> _INPUT FOR THIS TASK_
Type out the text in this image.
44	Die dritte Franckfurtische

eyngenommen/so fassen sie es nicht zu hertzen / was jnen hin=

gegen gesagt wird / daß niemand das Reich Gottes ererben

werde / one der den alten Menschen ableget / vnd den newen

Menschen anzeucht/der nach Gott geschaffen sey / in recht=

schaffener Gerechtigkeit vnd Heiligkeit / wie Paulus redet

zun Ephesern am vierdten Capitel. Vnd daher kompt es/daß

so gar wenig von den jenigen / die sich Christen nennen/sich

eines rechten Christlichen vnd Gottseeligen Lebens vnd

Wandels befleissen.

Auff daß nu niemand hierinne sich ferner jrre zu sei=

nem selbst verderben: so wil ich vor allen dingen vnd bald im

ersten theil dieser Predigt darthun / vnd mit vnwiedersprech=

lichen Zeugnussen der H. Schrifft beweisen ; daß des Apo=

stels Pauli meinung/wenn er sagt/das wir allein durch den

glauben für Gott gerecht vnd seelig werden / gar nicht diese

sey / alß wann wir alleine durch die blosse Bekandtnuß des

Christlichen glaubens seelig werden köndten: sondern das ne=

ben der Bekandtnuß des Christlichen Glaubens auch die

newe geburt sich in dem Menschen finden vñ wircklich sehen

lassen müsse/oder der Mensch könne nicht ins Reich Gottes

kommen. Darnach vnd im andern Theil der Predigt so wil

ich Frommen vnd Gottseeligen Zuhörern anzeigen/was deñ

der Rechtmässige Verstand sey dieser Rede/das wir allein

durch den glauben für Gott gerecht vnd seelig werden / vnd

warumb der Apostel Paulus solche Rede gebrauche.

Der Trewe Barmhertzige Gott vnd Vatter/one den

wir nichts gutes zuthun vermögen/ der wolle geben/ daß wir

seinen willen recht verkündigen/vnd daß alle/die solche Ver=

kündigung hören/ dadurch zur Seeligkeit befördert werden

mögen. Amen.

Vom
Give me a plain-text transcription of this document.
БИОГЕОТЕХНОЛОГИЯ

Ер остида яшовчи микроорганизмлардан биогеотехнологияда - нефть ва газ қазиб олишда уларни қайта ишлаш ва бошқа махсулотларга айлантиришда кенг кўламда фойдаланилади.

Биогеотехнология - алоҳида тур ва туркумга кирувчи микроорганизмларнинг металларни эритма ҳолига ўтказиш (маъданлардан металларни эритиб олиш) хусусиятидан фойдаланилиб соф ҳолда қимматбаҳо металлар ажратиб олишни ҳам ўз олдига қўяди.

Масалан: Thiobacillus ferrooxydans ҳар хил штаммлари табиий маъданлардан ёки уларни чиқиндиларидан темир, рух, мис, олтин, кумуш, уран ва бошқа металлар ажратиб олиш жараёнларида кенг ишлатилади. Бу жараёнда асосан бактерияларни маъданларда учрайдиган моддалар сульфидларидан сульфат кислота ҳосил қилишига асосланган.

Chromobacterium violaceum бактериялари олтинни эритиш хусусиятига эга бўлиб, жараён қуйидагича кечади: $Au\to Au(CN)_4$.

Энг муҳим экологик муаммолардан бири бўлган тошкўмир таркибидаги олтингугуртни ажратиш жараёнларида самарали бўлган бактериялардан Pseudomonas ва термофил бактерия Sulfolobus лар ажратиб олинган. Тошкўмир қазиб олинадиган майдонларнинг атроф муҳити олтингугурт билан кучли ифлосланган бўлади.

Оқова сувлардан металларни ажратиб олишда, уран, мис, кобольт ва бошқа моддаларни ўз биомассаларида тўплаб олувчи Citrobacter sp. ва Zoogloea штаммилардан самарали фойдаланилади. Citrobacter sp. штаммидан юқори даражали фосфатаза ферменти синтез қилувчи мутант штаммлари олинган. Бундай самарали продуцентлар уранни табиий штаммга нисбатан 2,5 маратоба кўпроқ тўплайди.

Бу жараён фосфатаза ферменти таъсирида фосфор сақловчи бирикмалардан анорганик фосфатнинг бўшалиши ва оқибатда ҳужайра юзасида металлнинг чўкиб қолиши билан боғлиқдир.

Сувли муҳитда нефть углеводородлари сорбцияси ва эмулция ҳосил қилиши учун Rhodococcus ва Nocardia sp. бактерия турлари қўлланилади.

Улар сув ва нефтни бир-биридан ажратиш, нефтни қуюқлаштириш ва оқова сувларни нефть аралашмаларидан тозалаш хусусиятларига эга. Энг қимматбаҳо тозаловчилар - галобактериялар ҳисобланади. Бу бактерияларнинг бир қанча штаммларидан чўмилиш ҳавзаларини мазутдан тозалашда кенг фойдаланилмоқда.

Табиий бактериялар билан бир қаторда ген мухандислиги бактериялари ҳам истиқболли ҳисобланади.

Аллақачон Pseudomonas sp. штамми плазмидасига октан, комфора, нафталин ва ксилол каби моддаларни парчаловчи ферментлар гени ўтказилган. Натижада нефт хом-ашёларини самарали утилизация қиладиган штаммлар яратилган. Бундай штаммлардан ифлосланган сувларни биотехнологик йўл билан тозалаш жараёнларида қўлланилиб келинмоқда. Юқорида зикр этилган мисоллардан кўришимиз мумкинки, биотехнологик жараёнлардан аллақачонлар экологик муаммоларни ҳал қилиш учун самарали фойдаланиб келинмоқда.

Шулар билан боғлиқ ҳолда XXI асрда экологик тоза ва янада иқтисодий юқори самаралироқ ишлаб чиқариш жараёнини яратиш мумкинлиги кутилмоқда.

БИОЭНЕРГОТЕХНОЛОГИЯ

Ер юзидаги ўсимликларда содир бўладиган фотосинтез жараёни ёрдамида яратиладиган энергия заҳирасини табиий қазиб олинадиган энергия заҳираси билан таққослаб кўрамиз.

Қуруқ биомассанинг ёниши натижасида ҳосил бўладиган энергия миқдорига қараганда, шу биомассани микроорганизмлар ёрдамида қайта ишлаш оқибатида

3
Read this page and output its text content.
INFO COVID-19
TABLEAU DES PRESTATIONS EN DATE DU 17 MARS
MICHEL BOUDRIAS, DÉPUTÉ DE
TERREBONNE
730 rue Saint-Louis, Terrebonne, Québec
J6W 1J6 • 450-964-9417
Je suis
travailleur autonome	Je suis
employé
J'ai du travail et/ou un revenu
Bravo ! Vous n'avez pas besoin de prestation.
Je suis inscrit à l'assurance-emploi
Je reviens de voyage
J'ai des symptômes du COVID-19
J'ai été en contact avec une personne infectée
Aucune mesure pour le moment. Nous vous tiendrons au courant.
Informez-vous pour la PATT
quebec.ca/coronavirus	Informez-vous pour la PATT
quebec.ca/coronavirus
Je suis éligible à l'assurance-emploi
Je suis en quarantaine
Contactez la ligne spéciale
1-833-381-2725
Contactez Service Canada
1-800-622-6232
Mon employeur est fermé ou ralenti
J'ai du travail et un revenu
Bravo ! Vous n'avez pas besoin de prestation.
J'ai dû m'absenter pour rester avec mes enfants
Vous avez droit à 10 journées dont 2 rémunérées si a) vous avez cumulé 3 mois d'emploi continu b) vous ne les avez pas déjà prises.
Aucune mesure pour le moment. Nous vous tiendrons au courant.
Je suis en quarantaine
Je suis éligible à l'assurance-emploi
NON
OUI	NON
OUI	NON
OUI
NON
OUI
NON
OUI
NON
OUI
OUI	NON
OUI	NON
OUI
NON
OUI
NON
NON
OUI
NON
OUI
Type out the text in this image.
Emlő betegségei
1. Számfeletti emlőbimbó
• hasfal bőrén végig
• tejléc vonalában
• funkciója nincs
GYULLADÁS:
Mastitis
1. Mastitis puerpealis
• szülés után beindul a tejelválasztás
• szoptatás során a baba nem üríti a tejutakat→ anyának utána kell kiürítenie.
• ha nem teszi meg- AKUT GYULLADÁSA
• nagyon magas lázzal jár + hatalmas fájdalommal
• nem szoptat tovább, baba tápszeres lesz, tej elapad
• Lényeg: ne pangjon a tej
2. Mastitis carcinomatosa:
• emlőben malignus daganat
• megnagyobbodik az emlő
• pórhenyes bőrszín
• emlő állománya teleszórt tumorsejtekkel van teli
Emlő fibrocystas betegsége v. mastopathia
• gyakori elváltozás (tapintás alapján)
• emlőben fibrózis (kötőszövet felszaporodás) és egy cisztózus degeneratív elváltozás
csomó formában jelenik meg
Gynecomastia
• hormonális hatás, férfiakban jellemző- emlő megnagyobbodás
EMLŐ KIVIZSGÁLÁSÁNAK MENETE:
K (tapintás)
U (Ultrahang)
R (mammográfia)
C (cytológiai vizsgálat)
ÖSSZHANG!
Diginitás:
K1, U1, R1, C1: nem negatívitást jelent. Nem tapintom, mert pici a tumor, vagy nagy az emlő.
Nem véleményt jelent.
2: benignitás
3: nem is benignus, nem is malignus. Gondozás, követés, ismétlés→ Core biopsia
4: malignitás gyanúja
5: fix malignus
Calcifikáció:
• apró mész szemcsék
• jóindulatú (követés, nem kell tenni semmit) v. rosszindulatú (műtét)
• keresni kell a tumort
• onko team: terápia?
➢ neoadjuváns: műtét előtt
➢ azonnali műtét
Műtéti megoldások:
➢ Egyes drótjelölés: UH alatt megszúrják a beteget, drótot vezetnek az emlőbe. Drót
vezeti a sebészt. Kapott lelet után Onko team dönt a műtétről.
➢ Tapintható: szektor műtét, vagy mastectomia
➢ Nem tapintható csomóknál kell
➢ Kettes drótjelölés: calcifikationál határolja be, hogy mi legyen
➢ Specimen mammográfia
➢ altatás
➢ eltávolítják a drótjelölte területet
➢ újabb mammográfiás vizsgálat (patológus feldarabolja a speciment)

> _TASK TO CARRY OUT_
For the word "emlőben", tally the lines of the entries in which it appears and give the total alone.

> _EXERCISE SOLUTION_
2